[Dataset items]
--------------------------------------------------
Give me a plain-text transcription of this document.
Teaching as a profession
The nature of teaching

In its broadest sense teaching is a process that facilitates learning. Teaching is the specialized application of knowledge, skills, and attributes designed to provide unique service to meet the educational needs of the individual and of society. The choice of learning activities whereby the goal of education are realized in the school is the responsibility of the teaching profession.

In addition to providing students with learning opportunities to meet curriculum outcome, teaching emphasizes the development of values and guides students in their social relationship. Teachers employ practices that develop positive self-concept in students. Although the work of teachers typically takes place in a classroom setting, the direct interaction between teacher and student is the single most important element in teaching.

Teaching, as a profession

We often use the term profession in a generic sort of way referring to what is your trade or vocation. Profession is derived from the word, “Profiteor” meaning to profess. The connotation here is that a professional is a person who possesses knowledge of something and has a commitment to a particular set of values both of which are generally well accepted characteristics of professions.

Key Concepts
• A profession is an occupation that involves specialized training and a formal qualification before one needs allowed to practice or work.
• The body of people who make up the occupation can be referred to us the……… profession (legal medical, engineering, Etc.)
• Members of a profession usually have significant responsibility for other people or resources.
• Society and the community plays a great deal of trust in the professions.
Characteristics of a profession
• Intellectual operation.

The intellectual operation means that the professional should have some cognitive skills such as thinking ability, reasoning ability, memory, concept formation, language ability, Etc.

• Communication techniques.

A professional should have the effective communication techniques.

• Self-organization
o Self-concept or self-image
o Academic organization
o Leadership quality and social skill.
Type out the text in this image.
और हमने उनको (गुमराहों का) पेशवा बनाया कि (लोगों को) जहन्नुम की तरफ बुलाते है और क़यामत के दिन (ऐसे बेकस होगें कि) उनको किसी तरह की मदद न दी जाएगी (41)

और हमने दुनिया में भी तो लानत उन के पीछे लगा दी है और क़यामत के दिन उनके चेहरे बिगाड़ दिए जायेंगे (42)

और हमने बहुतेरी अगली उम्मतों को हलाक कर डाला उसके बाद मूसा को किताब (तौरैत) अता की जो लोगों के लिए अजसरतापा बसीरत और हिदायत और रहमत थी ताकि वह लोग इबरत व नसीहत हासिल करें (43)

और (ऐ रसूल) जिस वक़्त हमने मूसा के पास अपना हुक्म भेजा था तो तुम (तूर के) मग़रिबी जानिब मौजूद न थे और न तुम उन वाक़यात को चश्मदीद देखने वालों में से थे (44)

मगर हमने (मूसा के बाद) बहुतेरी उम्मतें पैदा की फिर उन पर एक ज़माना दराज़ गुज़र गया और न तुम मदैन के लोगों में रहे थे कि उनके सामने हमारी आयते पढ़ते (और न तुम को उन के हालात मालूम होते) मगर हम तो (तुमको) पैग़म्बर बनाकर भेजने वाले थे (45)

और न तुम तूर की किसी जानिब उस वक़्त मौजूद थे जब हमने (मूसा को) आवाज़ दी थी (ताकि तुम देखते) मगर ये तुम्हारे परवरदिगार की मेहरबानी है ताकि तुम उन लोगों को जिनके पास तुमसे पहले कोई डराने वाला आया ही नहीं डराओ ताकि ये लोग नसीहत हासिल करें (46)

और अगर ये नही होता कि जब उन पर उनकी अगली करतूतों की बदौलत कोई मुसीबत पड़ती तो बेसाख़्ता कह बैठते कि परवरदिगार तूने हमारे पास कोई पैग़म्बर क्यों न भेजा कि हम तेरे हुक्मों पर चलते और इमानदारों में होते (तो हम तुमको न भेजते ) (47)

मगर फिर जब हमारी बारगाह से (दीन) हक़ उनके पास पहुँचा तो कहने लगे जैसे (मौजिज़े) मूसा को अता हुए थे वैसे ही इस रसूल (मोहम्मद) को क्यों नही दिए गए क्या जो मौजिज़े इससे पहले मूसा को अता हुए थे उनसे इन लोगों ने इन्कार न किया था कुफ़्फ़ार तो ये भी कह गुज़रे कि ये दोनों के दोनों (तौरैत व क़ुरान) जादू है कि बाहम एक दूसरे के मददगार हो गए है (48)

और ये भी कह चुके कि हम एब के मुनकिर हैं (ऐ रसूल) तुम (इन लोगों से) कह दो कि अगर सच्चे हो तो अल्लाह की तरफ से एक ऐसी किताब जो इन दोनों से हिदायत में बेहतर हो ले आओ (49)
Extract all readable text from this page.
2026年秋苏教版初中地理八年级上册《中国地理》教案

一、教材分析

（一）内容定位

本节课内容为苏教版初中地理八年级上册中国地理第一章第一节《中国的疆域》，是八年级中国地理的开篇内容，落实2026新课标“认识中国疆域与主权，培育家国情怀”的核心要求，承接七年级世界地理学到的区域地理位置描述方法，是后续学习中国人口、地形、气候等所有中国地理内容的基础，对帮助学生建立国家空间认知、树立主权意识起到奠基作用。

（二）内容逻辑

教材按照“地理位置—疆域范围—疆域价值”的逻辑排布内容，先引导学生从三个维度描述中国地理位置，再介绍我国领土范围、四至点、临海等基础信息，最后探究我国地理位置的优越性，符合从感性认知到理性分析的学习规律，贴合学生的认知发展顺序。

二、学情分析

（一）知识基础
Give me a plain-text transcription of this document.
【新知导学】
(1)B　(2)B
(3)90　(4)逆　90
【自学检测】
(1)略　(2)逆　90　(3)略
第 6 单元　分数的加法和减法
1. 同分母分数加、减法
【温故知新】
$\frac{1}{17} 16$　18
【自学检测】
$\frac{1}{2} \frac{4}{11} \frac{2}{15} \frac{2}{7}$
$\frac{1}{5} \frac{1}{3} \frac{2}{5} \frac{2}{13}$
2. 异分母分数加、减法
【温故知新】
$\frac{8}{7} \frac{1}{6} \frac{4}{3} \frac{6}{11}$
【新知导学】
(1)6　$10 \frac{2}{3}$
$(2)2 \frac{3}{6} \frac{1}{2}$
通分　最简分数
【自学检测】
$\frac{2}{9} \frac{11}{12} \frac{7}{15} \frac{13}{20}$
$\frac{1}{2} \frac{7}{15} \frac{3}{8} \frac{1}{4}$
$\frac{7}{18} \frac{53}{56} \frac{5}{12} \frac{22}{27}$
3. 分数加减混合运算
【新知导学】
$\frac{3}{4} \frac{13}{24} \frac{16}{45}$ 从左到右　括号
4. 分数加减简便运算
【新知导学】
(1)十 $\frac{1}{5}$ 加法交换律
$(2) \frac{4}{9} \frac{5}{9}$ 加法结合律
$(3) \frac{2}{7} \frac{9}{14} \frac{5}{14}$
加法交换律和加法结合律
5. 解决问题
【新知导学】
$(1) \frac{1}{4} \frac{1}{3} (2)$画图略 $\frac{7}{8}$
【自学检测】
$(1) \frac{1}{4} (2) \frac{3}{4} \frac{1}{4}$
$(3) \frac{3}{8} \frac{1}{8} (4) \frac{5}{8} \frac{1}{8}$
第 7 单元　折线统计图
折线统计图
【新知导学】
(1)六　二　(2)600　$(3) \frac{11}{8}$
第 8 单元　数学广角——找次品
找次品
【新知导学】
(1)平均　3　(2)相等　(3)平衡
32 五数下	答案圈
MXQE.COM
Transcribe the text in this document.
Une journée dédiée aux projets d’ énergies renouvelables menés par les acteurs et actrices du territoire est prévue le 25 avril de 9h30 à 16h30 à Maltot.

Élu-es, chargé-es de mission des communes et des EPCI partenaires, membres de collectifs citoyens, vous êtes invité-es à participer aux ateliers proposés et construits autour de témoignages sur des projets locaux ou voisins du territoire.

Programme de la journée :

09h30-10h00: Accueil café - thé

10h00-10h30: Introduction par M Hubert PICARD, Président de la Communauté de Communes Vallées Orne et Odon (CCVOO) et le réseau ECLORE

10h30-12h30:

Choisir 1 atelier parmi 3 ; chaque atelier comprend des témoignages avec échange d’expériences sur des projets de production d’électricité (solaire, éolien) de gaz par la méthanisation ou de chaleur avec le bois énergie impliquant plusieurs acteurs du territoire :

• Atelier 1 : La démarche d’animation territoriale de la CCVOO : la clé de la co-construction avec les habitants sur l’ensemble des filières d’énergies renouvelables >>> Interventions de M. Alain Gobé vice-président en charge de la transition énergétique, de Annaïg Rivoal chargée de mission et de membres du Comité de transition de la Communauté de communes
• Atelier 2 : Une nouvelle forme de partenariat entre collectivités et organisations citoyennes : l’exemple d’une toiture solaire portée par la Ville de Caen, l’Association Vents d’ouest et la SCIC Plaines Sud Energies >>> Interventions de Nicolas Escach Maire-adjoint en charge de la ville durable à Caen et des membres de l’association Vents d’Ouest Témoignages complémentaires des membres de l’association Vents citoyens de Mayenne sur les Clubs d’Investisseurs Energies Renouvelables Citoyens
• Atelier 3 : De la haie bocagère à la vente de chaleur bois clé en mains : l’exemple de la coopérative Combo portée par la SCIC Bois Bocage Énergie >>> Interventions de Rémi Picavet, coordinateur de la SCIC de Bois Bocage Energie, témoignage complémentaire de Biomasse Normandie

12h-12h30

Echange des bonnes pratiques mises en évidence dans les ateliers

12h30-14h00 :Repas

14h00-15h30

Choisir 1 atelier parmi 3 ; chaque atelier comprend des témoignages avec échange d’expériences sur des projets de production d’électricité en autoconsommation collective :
--------------------------------------------------
- **Exercise objective**: Show every line above in which the word "this" occurs.

- **Answer to the task**:
Give me a plain-text transcription of this document.
Type out the text in this image.
Extract all readable text from this page.
Give me a plain-text transcription of this document.
Transcribe the text in this document.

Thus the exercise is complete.